Pouvez-vous reproduire à l'identique le passage de l'article sur le défi de la Baleine bleue qui commence par « Monde La ministre » et va jusqu'à « la Fédération Wallonie-Bruxelles. » ?

■ **BLOC DE TEXTE**
● ● ●

Monde La ministre de l’Éducation Marie-Martine Schyns (CDH) était interpellée mardi sur un nouveau jeu poussant les ados au suicide.

"Plusieurs contacts ont été pris avec différents intervenants de la zone visée par ce phénomène afin d’informer les équipes éducatives concernées", a indiqué mardi, en commission, la ministre de l’Éducation Marie-Martine Schyns (CDH), interrogée sur le risque que représente le challenge de la Baleine bleue pour les adolescents de la Fédération Wallonie-Bruxelles.

Un jeu extrêmement dangereux, puisqu’il pousse les participants au suicide et qui a fait son apparition, il y a environ trois semaines, en Belgique, dans les environs de Mons. Apparu en 2015 sur les réseaux sociaux russes, le challenge de la Baleine bleue est basé sur le principe de défis à relever. En Russie, il aurait déjà poussé 130 adolescents à se suicider.

Le jeu, qui se déroule autour d’une croyance populaire russe selon laquelle une baleine vient au fur et à mesure des jours s’échouer sur la plage pour y mourir, pousse les adolescents à suivre le parcours de cet animal et à mourir au terme des 50 défis. Au fil du jeu, les challenges deviennent de plus en plus dangereux et morbides, allant notamment de "ne parle à personne", "assieds-toi sur le bord du toit les jambes dans le vide" à "coupe-toi les lèvres".

● ● ●

■ **ENTRÉES FOURNIES**
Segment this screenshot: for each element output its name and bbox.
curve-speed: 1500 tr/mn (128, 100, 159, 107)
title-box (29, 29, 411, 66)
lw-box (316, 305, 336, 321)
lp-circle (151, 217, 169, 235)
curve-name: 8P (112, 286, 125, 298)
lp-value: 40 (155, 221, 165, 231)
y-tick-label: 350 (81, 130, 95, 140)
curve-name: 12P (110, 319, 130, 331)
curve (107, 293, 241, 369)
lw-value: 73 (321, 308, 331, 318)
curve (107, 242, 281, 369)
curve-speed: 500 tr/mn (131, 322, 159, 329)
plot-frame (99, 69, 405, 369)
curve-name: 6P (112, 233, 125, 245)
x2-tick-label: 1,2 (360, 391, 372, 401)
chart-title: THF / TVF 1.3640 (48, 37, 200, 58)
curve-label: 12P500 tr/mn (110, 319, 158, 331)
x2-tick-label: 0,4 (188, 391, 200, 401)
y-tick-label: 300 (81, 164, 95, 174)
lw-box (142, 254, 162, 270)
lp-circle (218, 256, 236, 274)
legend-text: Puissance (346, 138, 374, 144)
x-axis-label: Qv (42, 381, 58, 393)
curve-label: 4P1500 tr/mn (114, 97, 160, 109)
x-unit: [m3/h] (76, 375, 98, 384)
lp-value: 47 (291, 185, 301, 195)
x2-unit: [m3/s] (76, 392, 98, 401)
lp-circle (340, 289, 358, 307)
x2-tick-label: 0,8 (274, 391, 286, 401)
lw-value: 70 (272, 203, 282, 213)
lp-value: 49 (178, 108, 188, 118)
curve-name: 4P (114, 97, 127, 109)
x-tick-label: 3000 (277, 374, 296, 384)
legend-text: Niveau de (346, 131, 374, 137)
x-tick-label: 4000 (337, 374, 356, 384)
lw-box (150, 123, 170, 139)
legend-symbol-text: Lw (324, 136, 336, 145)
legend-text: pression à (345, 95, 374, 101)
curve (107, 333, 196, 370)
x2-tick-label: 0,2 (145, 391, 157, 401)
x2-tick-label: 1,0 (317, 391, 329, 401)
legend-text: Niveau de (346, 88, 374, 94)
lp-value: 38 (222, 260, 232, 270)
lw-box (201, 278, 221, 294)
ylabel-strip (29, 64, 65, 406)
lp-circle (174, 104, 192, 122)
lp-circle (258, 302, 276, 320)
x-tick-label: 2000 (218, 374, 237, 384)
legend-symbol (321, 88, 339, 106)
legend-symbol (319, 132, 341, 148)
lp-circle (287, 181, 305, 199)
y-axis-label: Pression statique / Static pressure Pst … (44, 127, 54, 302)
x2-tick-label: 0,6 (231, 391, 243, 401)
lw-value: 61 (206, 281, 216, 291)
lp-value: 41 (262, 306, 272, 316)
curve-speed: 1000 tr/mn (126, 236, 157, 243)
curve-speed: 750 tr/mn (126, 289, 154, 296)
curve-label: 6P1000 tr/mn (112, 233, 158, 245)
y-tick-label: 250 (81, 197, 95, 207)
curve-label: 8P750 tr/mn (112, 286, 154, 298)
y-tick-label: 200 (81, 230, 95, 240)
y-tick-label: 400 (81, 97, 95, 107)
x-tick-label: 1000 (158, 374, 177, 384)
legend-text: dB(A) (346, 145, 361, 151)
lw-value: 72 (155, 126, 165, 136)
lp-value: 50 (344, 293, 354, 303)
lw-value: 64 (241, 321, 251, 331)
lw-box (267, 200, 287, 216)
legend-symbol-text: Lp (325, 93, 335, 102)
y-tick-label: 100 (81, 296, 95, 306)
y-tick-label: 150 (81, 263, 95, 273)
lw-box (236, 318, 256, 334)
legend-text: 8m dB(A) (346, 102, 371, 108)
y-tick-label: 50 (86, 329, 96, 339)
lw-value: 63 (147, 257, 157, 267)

● ● ●

■ **RÉPONSE**
Monde La ministre de l’Éducation Marie-Martine Schyns (CDH) était interpellée mardi sur un nouveau jeu poussant les ados au suicide.

"Plusieurs contacts ont été pris avec différents intervenants de la zone visée par ce phénomène afin d’informer les équipes éducatives concernées", a indiqué mardi, en commission, la ministre de l’Éducation Marie-Martine Schyns (CDH), interrogée sur le risque que représente le challenge de la Baleine bleue pour les adolescents de la Fédération Wallonie-Bruxelles.